# Written exercise:
Find each line containing the string "minutes" and return it.

# Data for processing:
↓

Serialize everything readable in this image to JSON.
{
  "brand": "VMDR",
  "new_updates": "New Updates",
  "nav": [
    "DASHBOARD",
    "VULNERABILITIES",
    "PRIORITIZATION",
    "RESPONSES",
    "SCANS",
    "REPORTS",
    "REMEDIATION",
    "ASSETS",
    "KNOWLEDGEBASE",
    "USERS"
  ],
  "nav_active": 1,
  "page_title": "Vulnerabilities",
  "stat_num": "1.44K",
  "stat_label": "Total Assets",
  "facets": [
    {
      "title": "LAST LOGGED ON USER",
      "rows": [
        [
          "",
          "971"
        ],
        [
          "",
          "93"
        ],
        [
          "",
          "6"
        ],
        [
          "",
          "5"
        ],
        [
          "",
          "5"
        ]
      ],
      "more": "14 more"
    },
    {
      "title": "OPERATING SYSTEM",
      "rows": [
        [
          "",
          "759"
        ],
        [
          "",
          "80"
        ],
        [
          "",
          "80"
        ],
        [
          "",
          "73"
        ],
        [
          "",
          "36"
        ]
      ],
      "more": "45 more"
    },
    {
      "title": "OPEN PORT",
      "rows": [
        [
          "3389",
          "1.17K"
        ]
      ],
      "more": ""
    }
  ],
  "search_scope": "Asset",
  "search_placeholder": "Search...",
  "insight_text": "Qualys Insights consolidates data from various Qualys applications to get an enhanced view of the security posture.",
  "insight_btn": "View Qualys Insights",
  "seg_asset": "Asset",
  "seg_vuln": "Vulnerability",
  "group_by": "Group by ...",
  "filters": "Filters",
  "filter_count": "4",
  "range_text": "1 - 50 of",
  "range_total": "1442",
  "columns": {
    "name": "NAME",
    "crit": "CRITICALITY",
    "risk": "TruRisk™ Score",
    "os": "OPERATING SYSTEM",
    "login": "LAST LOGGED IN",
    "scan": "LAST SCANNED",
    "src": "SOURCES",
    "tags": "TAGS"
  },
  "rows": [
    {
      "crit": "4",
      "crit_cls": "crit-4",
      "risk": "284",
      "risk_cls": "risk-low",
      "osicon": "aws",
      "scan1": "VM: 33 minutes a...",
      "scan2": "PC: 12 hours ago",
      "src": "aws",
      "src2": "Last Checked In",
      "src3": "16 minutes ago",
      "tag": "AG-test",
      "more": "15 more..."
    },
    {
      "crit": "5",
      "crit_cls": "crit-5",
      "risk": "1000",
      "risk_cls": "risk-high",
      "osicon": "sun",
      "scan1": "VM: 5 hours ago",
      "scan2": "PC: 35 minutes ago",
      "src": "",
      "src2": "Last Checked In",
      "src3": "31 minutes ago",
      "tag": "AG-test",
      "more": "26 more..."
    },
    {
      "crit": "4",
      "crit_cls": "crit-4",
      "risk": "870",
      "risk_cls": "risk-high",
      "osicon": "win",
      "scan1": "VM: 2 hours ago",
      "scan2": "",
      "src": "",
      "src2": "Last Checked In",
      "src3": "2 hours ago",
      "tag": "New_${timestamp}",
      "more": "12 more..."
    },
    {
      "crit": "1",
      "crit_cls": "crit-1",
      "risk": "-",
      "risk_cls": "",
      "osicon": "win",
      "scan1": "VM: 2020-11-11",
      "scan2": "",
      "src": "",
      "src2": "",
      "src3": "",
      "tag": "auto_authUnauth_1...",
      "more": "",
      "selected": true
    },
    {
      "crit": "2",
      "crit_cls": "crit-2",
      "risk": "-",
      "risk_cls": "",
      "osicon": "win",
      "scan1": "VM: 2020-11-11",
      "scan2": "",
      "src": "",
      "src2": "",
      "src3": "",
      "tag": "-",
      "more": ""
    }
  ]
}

↑

# Answer to this problem:
      "scan1": "VM: 33 minutes a...",
      "src3": "16 minutes ago",
      "scan2": "PC: 35 minutes ago",
      "src3": "31 minutes ago",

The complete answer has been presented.